## REQUIREMENTS
Could you print all the entries exactly?

## Data entries

______

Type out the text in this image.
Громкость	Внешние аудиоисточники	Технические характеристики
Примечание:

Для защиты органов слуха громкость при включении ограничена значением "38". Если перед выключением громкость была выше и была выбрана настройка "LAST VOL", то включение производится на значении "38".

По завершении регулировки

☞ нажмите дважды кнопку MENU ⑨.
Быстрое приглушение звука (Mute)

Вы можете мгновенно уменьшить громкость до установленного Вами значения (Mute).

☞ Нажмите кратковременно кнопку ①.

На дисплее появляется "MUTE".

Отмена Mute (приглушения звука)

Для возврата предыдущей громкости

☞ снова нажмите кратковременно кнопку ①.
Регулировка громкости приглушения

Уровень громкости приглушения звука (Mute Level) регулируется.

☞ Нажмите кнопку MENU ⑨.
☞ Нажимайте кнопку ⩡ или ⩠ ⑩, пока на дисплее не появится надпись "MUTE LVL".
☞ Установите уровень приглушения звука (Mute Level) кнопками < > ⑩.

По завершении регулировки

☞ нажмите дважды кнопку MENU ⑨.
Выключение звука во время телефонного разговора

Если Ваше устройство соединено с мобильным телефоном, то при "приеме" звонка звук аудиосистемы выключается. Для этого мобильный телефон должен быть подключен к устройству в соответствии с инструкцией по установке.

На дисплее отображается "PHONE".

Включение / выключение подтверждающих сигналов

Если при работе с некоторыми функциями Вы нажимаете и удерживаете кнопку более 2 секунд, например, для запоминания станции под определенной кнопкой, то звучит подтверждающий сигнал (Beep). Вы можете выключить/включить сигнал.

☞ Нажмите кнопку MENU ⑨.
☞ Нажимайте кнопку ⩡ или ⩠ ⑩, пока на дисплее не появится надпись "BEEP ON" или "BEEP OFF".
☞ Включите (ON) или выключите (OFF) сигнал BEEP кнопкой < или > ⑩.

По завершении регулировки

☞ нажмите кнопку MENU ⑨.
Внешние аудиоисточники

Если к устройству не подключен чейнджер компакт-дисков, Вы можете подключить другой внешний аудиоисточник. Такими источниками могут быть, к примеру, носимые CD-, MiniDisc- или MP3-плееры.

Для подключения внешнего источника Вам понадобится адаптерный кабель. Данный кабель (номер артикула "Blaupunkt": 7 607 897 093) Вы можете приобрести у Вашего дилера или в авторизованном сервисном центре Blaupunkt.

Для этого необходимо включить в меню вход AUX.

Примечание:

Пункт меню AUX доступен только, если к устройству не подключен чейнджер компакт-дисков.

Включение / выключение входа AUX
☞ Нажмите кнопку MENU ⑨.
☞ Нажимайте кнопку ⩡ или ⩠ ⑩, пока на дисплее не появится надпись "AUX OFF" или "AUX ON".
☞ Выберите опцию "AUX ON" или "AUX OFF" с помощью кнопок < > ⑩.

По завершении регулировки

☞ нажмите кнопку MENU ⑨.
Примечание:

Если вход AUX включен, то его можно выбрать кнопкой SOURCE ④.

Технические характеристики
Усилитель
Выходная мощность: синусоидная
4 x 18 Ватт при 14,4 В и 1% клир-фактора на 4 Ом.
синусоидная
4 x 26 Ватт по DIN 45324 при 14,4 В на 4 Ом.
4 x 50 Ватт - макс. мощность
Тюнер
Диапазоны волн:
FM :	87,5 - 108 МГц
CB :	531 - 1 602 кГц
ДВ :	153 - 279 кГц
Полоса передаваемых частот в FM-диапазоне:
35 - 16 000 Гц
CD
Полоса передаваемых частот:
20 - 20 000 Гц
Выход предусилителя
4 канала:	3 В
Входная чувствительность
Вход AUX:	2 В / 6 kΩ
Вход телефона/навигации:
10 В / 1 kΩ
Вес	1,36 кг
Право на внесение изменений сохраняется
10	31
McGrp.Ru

______

## REPLY TO THE EXERCISE
Type out the text in this image.
Громкость	Внешние аудиоисточники	Технические характеристики
Примечание:

Для защиты органов слуха громкость при включении ограничена значением "38". Если перед выключением громкость была выше и была выбрана настройка "LAST VOL", то включение производится на значении "38".

По завершении регулировки

☞ нажмите дважды кнопку MENU ⑨.
Быстрое приглушение звука (Mute)

Вы можете мгновенно уменьшить громкость до установленного Вами значения (Mute).

☞ Нажмите кратковременно кнопку ①.

На дисплее появляется "MUTE".

Отмена Mute (приглушения звука)

Для возврата предыдущей громкости

☞ снова нажмите кратковременно кнопку ①.
Регулировка громкости приглушения

Уровень громкости приглушения звука (Mute Level) регулируется.

☞ Нажмите кнопку MENU ⑨.
☞ Нажимайте кнопку ⩡ или ⩠ ⑩, пока на дисплее не появится надпись "MUTE LVL".
☞ Установите уровень приглушения звука (Mute Level) кнопками < > ⑩.

По завершении регулировки

☞ нажмите дважды кнопку MENU ⑨.
Выключение звука во время телефонного разговора

Если Ваше устройство соединено с мобильным телефоном, то при "приеме" звонка звук аудиосистемы выключается. Для этого мобильный телефон должен быть подключен к устройству в соответствии с инструкцией по установке.

На дисплее отображается "PHONE".

Включение / выключение подтверждающих сигналов

Если при работе с некоторыми функциями Вы нажимаете и удерживаете кнопку более 2 секунд, например, для запоминания станции под определенной кнопкой, то звучит подтверждающий сигнал (Beep). Вы можете выключить/включить сигнал.

☞ Нажмите кнопку MENU ⑨.
☞ Нажимайте кнопку ⩡ или ⩠ ⑩, пока на дисплее не появится надпись "BEEP ON" или "BEEP OFF".
☞ Включите (ON) или выключите (OFF) сигнал BEEP кнопкой < или > ⑩.

По завершении регулировки

☞ нажмите кнопку MENU ⑨.
Внешние аудиоисточники

Если к устройству не подключен чейнджер компакт-дисков, Вы можете подключить другой внешний аудиоисточник. Такими источниками могут быть, к примеру, носимые CD-, MiniDisc- или MP3-плееры.

Для подключения внешнего источника Вам понадобится адаптерный кабель. Данный кабель (номер артикула "Blaupunkt": 7 607 897 093) Вы можете приобрести у Вашего дилера или в авторизованном сервисном центре Blaupunkt.

Для этого необходимо включить в меню вход AUX.

Примечание:

Пункт меню AUX доступен только, если к устройству не подключен чейнджер компакт-дисков.

Включение / выключение входа AUX
☞ Нажмите кнопку MENU ⑨.
☞ Нажимайте кнопку ⩡ или ⩠ ⑩, пока на дисплее не появится надпись "AUX OFF" или "AUX ON".
☞ Выберите опцию "AUX ON" или "AUX OFF" с помощью кнопок < > ⑩.

По завершении регулировки

☞ нажмите кнопку MENU ⑨.
Примечание:

Если вход AUX включен, то его можно выбрать кнопкой SOURCE ④.

Технические характеристики
Усилитель
Выходная мощность: синусоидная
4 x 18 Ватт при 14,4 В и 1% клир-фактора на 4 Ом.
синусоидная
4 x 26 Ватт по DIN 45324 при 14,4 В на 4 Ом.
4 x 50 Ватт - макс. мощность
Тюнер
Диапазоны волн:
FM :	87,5 - 108 МГц
CB :	531 - 1 602 кГц
ДВ :	153 - 279 кГц
Полоса передаваемых частот в FM-диапазоне:
35 - 16 000 Гц
CD
Полоса передаваемых частот:
20 - 20 000 Гц
Выход предусилителя
4 канала:	3 В
Входная чувствительность
Вход AUX:	2 В / 6 kΩ
Вход телефона/навигации:
10 В / 1 kΩ
Вес	1,36 кг
Право на внесение изменений сохраняется
10	31
McGrp.Ru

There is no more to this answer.